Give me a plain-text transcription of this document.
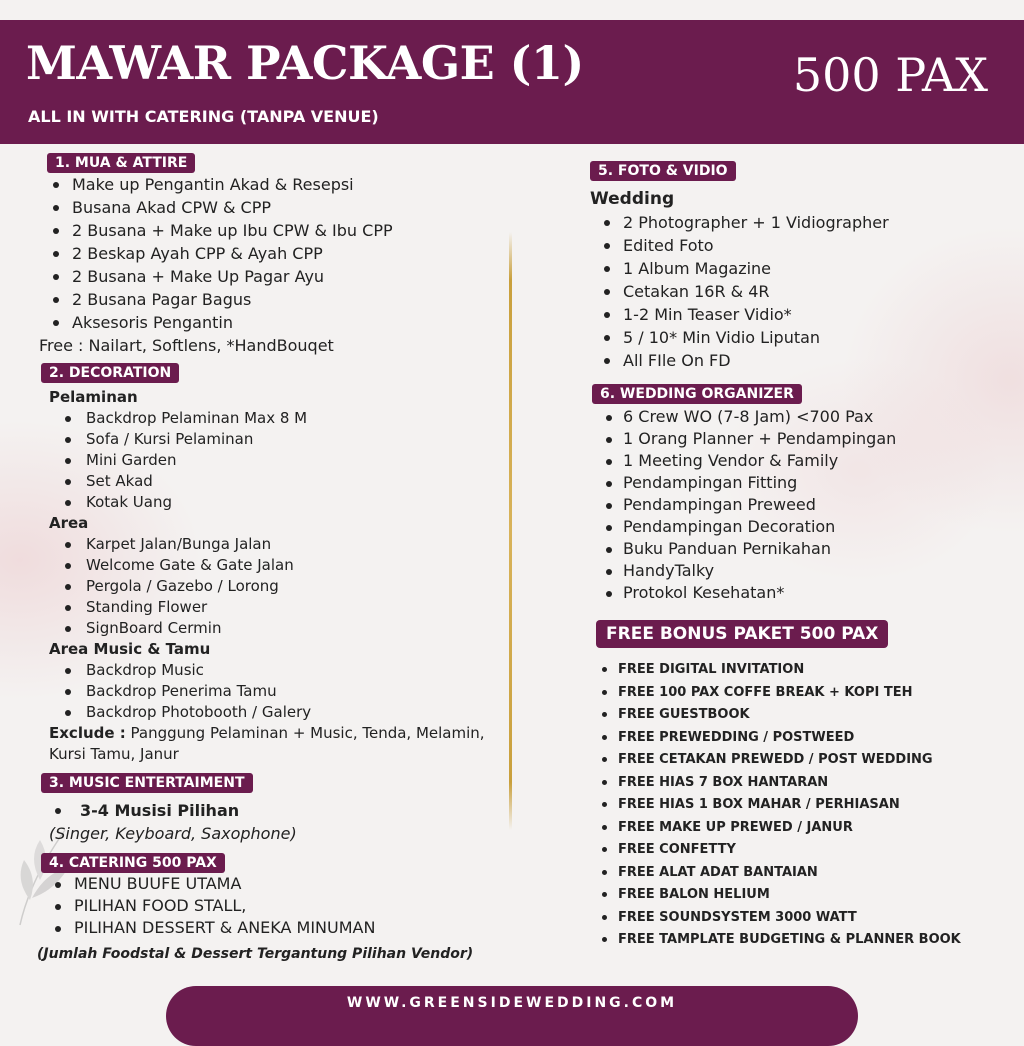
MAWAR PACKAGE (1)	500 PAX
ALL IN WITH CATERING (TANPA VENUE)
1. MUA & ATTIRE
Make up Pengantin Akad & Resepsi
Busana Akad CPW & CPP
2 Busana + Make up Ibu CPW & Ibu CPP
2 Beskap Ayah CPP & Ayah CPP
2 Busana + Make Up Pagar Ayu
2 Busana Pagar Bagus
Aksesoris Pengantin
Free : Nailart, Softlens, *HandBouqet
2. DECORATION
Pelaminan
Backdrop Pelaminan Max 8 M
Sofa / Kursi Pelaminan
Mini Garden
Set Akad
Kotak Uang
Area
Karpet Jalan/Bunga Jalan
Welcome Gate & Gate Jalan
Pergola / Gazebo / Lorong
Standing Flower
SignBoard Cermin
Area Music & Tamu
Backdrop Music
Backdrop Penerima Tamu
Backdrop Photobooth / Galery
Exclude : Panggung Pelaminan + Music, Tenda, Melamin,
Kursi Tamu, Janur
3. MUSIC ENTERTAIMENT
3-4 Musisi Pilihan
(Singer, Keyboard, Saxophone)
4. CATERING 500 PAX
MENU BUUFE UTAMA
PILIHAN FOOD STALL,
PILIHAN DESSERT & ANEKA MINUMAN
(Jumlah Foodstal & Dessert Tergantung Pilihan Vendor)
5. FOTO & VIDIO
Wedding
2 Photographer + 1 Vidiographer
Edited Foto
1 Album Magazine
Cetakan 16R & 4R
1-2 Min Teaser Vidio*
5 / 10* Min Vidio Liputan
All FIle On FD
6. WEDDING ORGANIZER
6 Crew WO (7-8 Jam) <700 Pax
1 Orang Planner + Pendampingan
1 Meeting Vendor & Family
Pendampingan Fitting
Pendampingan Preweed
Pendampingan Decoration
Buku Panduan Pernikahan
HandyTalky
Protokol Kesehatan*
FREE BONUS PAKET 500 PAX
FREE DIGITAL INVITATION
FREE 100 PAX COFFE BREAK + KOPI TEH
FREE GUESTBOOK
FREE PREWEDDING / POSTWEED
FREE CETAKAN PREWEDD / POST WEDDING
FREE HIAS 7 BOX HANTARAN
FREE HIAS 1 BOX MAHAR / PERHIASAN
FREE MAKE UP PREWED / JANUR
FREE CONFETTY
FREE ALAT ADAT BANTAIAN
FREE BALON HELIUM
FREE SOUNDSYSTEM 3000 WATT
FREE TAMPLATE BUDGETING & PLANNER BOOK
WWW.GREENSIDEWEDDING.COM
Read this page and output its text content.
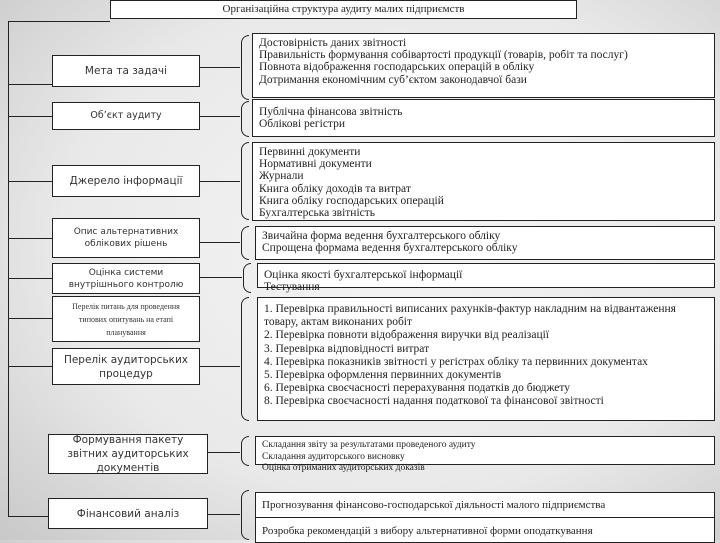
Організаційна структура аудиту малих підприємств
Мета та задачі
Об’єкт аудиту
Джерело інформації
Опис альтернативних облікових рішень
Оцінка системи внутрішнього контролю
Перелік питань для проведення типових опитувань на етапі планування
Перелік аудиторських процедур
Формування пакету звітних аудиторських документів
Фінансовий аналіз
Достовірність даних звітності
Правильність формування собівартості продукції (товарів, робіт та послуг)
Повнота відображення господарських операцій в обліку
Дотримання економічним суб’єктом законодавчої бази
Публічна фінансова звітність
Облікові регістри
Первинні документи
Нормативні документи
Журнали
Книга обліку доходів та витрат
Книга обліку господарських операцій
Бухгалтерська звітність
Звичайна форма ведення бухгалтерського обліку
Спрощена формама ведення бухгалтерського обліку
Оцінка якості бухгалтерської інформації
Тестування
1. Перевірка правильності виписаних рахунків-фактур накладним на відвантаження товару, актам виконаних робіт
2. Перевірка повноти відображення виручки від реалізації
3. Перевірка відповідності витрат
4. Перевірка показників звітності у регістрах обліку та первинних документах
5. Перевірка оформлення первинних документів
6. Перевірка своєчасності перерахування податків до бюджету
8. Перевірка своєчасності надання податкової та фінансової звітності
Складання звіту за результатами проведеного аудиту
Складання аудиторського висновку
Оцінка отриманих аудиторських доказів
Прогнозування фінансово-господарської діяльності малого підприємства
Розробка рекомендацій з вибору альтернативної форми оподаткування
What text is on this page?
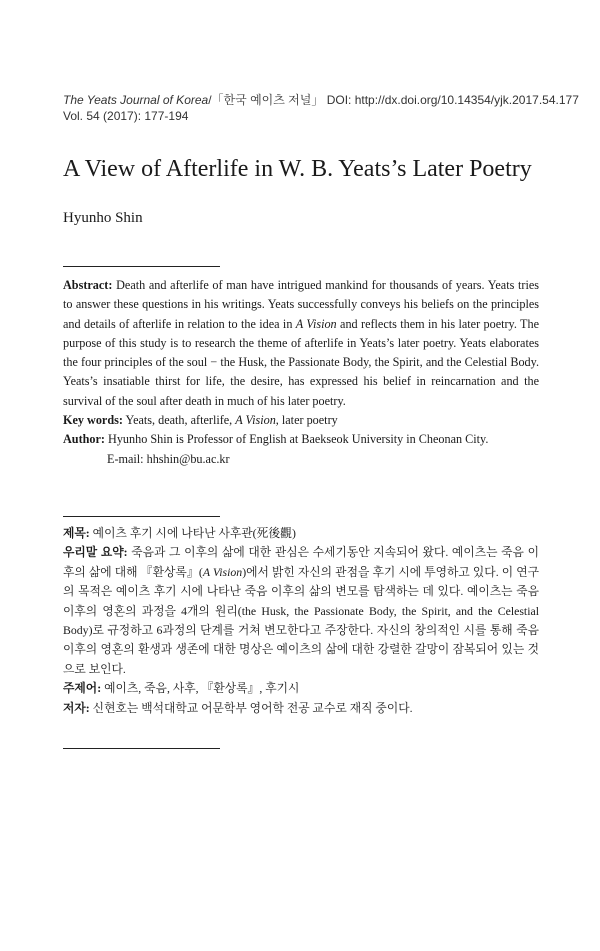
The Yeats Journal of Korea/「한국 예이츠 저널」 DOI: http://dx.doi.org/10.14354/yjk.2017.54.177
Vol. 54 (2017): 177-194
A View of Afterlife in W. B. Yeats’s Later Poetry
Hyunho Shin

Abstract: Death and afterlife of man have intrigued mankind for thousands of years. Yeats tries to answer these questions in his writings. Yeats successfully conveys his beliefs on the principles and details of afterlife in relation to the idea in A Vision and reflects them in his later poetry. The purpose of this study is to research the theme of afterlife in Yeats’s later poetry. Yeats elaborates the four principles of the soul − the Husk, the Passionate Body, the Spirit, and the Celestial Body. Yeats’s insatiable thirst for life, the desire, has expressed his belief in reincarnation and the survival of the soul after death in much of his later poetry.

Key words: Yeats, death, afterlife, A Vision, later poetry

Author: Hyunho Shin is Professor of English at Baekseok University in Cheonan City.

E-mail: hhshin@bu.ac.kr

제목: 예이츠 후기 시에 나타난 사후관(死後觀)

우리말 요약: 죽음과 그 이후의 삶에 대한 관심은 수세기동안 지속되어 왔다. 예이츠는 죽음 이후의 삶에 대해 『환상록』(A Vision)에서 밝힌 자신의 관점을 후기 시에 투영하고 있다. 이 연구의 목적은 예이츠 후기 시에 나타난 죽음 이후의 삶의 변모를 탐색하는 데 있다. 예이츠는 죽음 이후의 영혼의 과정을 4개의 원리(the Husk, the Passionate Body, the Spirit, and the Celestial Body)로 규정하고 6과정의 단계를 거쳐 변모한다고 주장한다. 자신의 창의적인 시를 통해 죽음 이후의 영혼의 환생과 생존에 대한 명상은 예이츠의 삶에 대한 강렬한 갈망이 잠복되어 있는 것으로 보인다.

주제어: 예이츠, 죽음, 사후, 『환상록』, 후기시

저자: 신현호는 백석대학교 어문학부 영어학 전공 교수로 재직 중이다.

# [Problem]
Leave out every picture and copy the rest of the records exactly.

# [Written response]
Give me a plain-text transcription of this document.
MAWAR PACKAGE (1)	500 PAX
ALL IN WITH CATERING (TANPA VENUE)
1. MUA & ATTIRE
Make up Pengantin Akad & Resepsi
Busana Akad CPW & CPP
2 Busana + Make up Ibu CPW & Ibu CPP
2 Beskap Ayah CPP & Ayah CPP
2 Busana + Make Up Pagar Ayu
2 Busana Pagar Bagus
Aksesoris Pengantin
Free : Nailart, Softlens, *HandBouqet
2. DECORATION
Pelaminan
Backdrop Pelaminan Max 8 M
Sofa / Kursi Pelaminan
Mini Garden
Set Akad
Kotak Uang
Area
Karpet Jalan/Bunga Jalan
Welcome Gate & Gate Jalan
Pergola / Gazebo / Lorong
Standing Flower
SignBoard Cermin
Area Music & Tamu
Backdrop Music
Backdrop Penerima Tamu
Backdrop Photobooth / Galery
Exclude : Panggung Pelaminan + Music, Tenda, Melamin,
Kursi Tamu, Janur
3. MUSIC ENTERTAIMENT
3-4 Musisi Pilihan
(Singer, Keyboard, Saxophone)
4. CATERING 500 PAX
MENU BUUFE UTAMA
PILIHAN FOOD STALL,
PILIHAN DESSERT & ANEKA MINUMAN
(Jumlah Foodstal & Dessert Tergantung Pilihan Vendor)
5. FOTO & VIDIO
Wedding
2 Photographer + 1 Vidiographer
Edited Foto
1 Album Magazine
Cetakan 16R & 4R
1-2 Min Teaser Vidio*
5 / 10* Min Vidio Liputan
All FIle On FD
6. WEDDING ORGANIZER
6 Crew WO (7-8 Jam) <700 Pax
1 Orang Planner + Pendampingan
1 Meeting Vendor & Family
Pendampingan Fitting
Pendampingan Preweed
Pendampingan Decoration
Buku Panduan Pernikahan
HandyTalky
Protokol Kesehatan*
FREE BONUS PAKET 500 PAX
FREE DIGITAL INVITATION
FREE 100 PAX COFFE BREAK + KOPI TEH
FREE GUESTBOOK
FREE PREWEDDING / POSTWEED
FREE CETAKAN PREWEDD / POST WEDDING
FREE HIAS 7 BOX HANTARAN
FREE HIAS 1 BOX MAHAR / PERHIASAN
FREE MAKE UP PREWED / JANUR
FREE CONFETTY
FREE ALAT ADAT BANTAIAN
FREE BALON HELIUM
FREE SOUNDSYSTEM 3000 WATT
FREE TAMPLATE BUDGETING & PLANNER BOOK
WWW.GREENSIDEWEDDING.COM
Read this page and output its text content.
Організаційна структура аудиту малих підприємств
Мета та задачі
Об’єкт аудиту
Джерело інформації
Опис альтернативних облікових рішень
Оцінка системи внутрішнього контролю
Перелік питань для проведення типових опитувань на етапі планування
Перелік аудиторських процедур
Формування пакету звітних аудиторських документів
Фінансовий аналіз
Достовірність даних звітності
Правильність формування собівартості продукції (товарів, робіт та послуг)
Повнота відображення господарських операцій в обліку
Дотримання економічним суб’єктом законодавчої бази
Публічна фінансова звітність
Облікові регістри
Первинні документи
Нормативні документи
Журнали
Книга обліку доходів та витрат
Книга обліку господарських операцій
Бухгалтерська звітність
Звичайна форма ведення бухгалтерського обліку
Спрощена формама ведення бухгалтерського обліку
Оцінка якості бухгалтерської інформації
Тестування
1. Перевірка правильності виписаних рахунків-фактур накладним на відвантаження товару, актам виконаних робіт
2. Перевірка повноти відображення виручки від реалізації
3. Перевірка відповідності витрат
4. Перевірка показників звітності у регістрах обліку та первинних документах
5. Перевірка оформлення первинних документів
6. Перевірка своєчасності перерахування податків до бюджету
8. Перевірка своєчасності надання податкової та фінансової звітності
Складання звіту за результатами проведеного аудиту
Складання аудиторського висновку
Оцінка отриманих аудиторських доказів
Прогнозування фінансово-господарської діяльності малого підприємства
Розробка рекомендацій з вибору альтернативної форми оподаткування
What text is on this page?
The Yeats Journal of Korea/「한국 예이츠 저널」 DOI: http://dx.doi.org/10.14354/yjk.2017.54.177
Vol. 54 (2017): 177-194
A View of Afterlife in W. B. Yeats’s Later Poetry
Hyunho Shin

Abstract: Death and afterlife of man have intrigued mankind for thousands of years. Yeats tries to answer these questions in his writings. Yeats successfully conveys his beliefs on the principles and details of afterlife in relation to the idea in A Vision and reflects them in his later poetry. The purpose of this study is to research the theme of afterlife in Yeats’s later poetry. Yeats elaborates the four principles of the soul − the Husk, the Passionate Body, the Spirit, and the Celestial Body. Yeats’s insatiable thirst for life, the desire, has expressed his belief in reincarnation and the survival of the soul after death in much of his later poetry.

Key words: Yeats, death, afterlife, A Vision, later poetry

Author: Hyunho Shin is Professor of English at Baekseok University in Cheonan City.

E-mail: hhshin@bu.ac.kr

제목: 예이츠 후기 시에 나타난 사후관(死後觀)

우리말 요약: 죽음과 그 이후의 삶에 대한 관심은 수세기동안 지속되어 왔다. 예이츠는 죽음 이후의 삶에 대해 『환상록』(A Vision)에서 밝힌 자신의 관점을 후기 시에 투영하고 있다. 이 연구의 목적은 예이츠 후기 시에 나타난 죽음 이후의 삶의 변모를 탐색하는 데 있다. 예이츠는 죽음 이후의 영혼의 과정을 4개의 원리(the Husk, the Passionate Body, the Spirit, and the Celestial Body)로 규정하고 6과정의 단계를 거쳐 변모한다고 주장한다. 자신의 창의적인 시를 통해 죽음 이후의 영혼의 환생과 생존에 대한 명상은 예이츠의 삶에 대한 강렬한 갈망이 잠복되어 있는 것으로 보인다.

주제어: 예이츠, 죽음, 사후, 『환상록』, 후기시

저자: 신현호는 백석대학교 어문학부 영어학 전공 교수로 재직 중이다.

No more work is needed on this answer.